Duplicate the following records line for line, without changing anything.

##############################

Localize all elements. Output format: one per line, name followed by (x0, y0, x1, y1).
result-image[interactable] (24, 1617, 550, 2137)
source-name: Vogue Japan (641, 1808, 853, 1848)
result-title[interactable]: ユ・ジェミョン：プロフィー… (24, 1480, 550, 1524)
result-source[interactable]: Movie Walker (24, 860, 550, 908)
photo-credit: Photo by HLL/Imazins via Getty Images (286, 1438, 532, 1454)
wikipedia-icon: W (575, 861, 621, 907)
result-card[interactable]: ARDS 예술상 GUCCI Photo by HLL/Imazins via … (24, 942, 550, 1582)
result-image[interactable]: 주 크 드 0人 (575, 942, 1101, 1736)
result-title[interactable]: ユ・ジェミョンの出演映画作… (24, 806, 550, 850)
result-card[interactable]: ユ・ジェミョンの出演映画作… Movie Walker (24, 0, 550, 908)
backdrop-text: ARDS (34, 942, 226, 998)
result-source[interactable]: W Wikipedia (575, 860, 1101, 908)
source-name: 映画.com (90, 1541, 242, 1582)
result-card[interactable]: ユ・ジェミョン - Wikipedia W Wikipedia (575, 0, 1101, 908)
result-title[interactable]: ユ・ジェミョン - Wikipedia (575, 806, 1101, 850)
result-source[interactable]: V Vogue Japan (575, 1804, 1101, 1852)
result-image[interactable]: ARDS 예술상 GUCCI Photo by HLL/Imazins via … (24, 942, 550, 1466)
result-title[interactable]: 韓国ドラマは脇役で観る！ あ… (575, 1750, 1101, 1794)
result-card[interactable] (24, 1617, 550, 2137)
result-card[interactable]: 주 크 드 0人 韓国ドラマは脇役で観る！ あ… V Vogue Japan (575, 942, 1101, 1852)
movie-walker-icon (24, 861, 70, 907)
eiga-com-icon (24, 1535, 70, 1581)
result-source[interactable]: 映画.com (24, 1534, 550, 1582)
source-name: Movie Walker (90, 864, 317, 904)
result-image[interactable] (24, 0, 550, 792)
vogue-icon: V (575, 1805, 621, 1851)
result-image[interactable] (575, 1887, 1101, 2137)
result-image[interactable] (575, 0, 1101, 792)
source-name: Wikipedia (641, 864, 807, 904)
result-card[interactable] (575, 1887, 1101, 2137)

##############################

— Response —
Localize all elements. Output format: one per line, name followed by (x0, y0, x1, y1).
result-image[interactable] (24, 1617, 550, 2137)
source-name: Vogue Japan (641, 1808, 853, 1848)
result-title[interactable]: ユ・ジェミョン：プロフィー… (24, 1480, 550, 1524)
result-source[interactable]: Movie Walker (24, 860, 550, 908)
photo-credit: Photo by HLL/Imazins via Getty Images (286, 1438, 532, 1454)
wikipedia-icon: W (575, 861, 621, 907)
result-card[interactable]: ARDS 예술상 GUCCI Photo by HLL/Imazins via … (24, 942, 550, 1582)
result-image[interactable]: 주 크 드 0人 (575, 942, 1101, 1736)
result-title[interactable]: ユ・ジェミョンの出演映画作… (24, 806, 550, 850)
result-card[interactable]: ユ・ジェミョンの出演映画作… Movie Walker (24, 0, 550, 908)
backdrop-text: ARDS (34, 942, 226, 998)
result-source[interactable]: W Wikipedia (575, 860, 1101, 908)
source-name: 映画.com (90, 1541, 242, 1582)
result-card[interactable]: ユ・ジェミョン - Wikipedia W Wikipedia (575, 0, 1101, 908)
result-title[interactable]: ユ・ジェミョン - Wikipedia (575, 806, 1101, 850)
result-source[interactable]: V Vogue Japan (575, 1804, 1101, 1852)
result-image[interactable]: ARDS 예술상 GUCCI Photo by HLL/Imazins via … (24, 942, 550, 1466)
result-title[interactable]: 韓国ドラマは脇役で観る！ あ… (575, 1750, 1101, 1794)
result-card[interactable] (24, 1617, 550, 2137)
result-card[interactable]: 주 크 드 0人 韓国ドラマは脇役で観る！ あ… V Vogue Japan (575, 942, 1101, 1852)
movie-walker-icon (24, 861, 70, 907)
eiga-com-icon (24, 1535, 70, 1581)
result-source[interactable]: 映画.com (24, 1534, 550, 1582)
source-name: Movie Walker (90, 864, 317, 904)
result-image[interactable] (24, 0, 550, 792)
vogue-icon: V (575, 1805, 621, 1851)
result-image[interactable] (575, 1887, 1101, 2137)
result-image[interactable] (575, 0, 1101, 792)
source-name: Wikipedia (641, 864, 807, 904)
result-card[interactable] (575, 1887, 1101, 2137)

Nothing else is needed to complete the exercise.